= DATA PROVIDED =
※
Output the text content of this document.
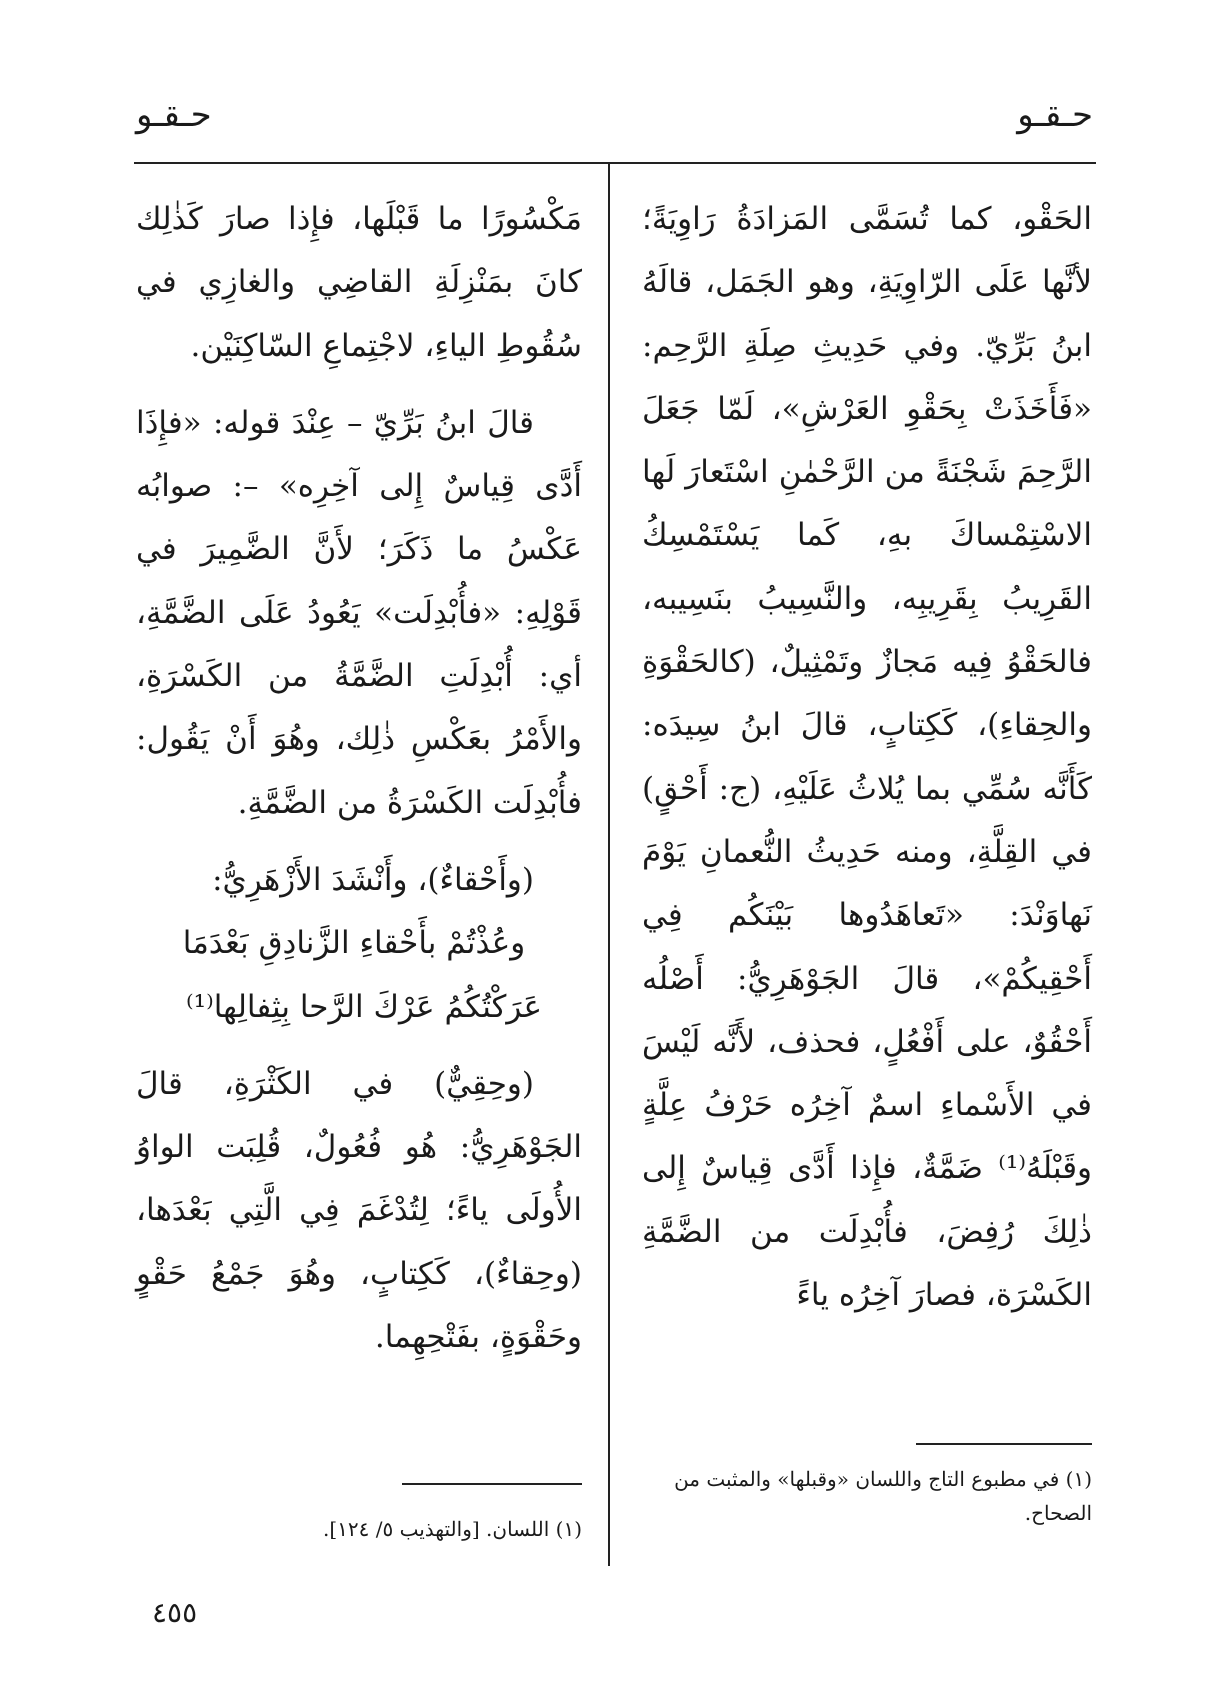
حـقـو
حـقـو

الحَقْو، كما تُسَمَّى المَزادَةُ رَاوِيَةً؛ لأنَّها عَلَى الرّاوِيَةِ، وهو الجَمَل، قالَهُ ابنُ بَرِّيّ. وفي حَدِيثِ صِلَةِ الرَّحِم: «فَأَخَذَتْ بِحَقْوِ العَرْشِ»، لَمّا جَعَلَ الرَّحِمَ شَجْنَةً من الرَّحْمٰنِ اسْتَعارَ لَها الاسْتِمْساكَ بهِ، كَما يَسْتَمْسِكُ القَرِيبُ بِقَرِيبِه، والنَّسِيبُ بنَسِيبه، فالحَقْوُ فِيه مَجازٌ وتَمْثِيلٌ، (كالحَقْوَةِ والحِقاءِ)، كَكِتابٍ، قالَ ابنُ سِيدَه: كَأَنَّه سُمِّي بما يُلاثُ عَلَيْهِ، (ج: أَحْقٍ) في القِلَّةِ، ومنه حَدِيثُ النُّعمانِ يَوْمَ نَهاوَنْدَ: «تَعاهَدُوها بَيْنَكُم فِي أَحْقِيكُمْ»، قالَ الجَوْهَرِيُّ: أَصْلُه أَحْقُوٌ، على أَفْعُلٍ، فحذف، لأَنَّه لَيْسَ في الأَسْماءِ اسمٌ آخِرُه حَرْفُ عِلَّةٍ وقَبْلَهُ⁽¹⁾ ضَمَّةٌ، فإِذا أَدَّى قِياسٌ إِلى ذٰلِكَ رُفِضَ، فأُبْدِلَت من الضَّمَّةِ الكَسْرَة، فصارَ آخِرُه ياءً

مَكْسُورًا ما قَبْلَها، فإِذا صارَ كَذٰلِك كانَ بمَنْزِلَةِ القاضِي والغازِي في سُقُوطِ الياءِ، لاجْتِماعِ السّاكِنَيْن.

قالَ ابنُ بَرِّيّ – عِنْدَ قوله: «فإِذَا أَدَّى قِياسٌ إِلى آخِرِه» –: صوابُه عَكْسُ ما ذَكَرَ؛ لأَنَّ الضَّمِيرَ في قَوْلِهِ: «فأُبْدِلَت» يَعُودُ عَلَى الضَّمَّةِ، أي: أُبْدِلَتِ الضَّمَّةُ من الكَسْرَةِ، والأَمْرُ بعَكْسِ ذٰلِك، وهُوَ أَنْ يَقُول: فأُبْدِلَت الكَسْرَةُ من الضَّمَّةِ.

(وأَحْقاءٌ)، وأَنْشَدَ الأَزْهَرِيُّ:

وعُذْتُمْ بأَحْقاءِ الزَّنادِقِ بَعْدَمَا

عَرَكْتُكُمُ عَرْكَ الرَّحا بِثِفالِها⁽¹⁾

(وحِقِيٌّ) في الكَثْرَةِ، قالَ الجَوْهَرِيُّ: هُو فُعُولٌ، قُلِبَت الواوُ الأُولَى ياءً؛ لِتُدْغَمَ فِي الَّتِي بَعْدَها، (وحِقاءٌ)، كَكِتابٍ، وهُوَ جَمْعُ حَقْوٍ وحَقْوَةٍ، بفَتْحِهِما.

(١) في مطبوع التاج واللسان «وقبلها» والمثبت من الصحاح.
(١) اللسان. [والتهذيب ٥/ ١٢٤].
٤٥٥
※
All of the records above must be copied exactly, except for the pictures.

Output the text content of this document.
حـقـو
حـقـو

الحَقْو، كما تُسَمَّى المَزادَةُ رَاوِيَةً؛ لأنَّها عَلَى الرّاوِيَةِ، وهو الجَمَل، قالَهُ ابنُ بَرِّيّ. وفي حَدِيثِ صِلَةِ الرَّحِم: «فَأَخَذَتْ بِحَقْوِ العَرْشِ»، لَمّا جَعَلَ الرَّحِمَ شَجْنَةً من الرَّحْمٰنِ اسْتَعارَ لَها الاسْتِمْساكَ بهِ، كَما يَسْتَمْسِكُ القَرِيبُ بِقَرِيبِه، والنَّسِيبُ بنَسِيبه، فالحَقْوُ فِيه مَجازٌ وتَمْثِيلٌ، (كالحَقْوَةِ والحِقاءِ)، كَكِتابٍ، قالَ ابنُ سِيدَه: كَأَنَّه سُمِّي بما يُلاثُ عَلَيْهِ، (ج: أَحْقٍ) في القِلَّةِ، ومنه حَدِيثُ النُّعمانِ يَوْمَ نَهاوَنْدَ: «تَعاهَدُوها بَيْنَكُم فِي أَحْقِيكُمْ»، قالَ الجَوْهَرِيُّ: أَصْلُه أَحْقُوٌ، على أَفْعُلٍ، فحذف، لأَنَّه لَيْسَ في الأَسْماءِ اسمٌ آخِرُه حَرْفُ عِلَّةٍ وقَبْلَهُ⁽¹⁾ ضَمَّةٌ، فإِذا أَدَّى قِياسٌ إِلى ذٰلِكَ رُفِضَ، فأُبْدِلَت من الضَّمَّةِ الكَسْرَة، فصارَ آخِرُه ياءً

مَكْسُورًا ما قَبْلَها، فإِذا صارَ كَذٰلِك كانَ بمَنْزِلَةِ القاضِي والغازِي في سُقُوطِ الياءِ، لاجْتِماعِ السّاكِنَيْن.

قالَ ابنُ بَرِّيّ – عِنْدَ قوله: «فإِذَا أَدَّى قِياسٌ إِلى آخِرِه» –: صوابُه عَكْسُ ما ذَكَرَ؛ لأَنَّ الضَّمِيرَ في قَوْلِهِ: «فأُبْدِلَت» يَعُودُ عَلَى الضَّمَّةِ، أي: أُبْدِلَتِ الضَّمَّةُ من الكَسْرَةِ، والأَمْرُ بعَكْسِ ذٰلِك، وهُوَ أَنْ يَقُول: فأُبْدِلَت الكَسْرَةُ من الضَّمَّةِ.

(وأَحْقاءٌ)، وأَنْشَدَ الأَزْهَرِيُّ:

وعُذْتُمْ بأَحْقاءِ الزَّنادِقِ بَعْدَمَا

عَرَكْتُكُمُ عَرْكَ الرَّحا بِثِفالِها⁽¹⁾

(وحِقِيٌّ) في الكَثْرَةِ، قالَ الجَوْهَرِيُّ: هُو فُعُولٌ، قُلِبَت الواوُ الأُولَى ياءً؛ لِتُدْغَمَ فِي الَّتِي بَعْدَها، (وحِقاءٌ)، كَكِتابٍ، وهُوَ جَمْعُ حَقْوٍ وحَقْوَةٍ، بفَتْحِهِما.

(١) في مطبوع التاج واللسان «وقبلها» والمثبت من الصحاح.
(١) اللسان. [والتهذيب ٥/ ١٢٤].
٤٥٥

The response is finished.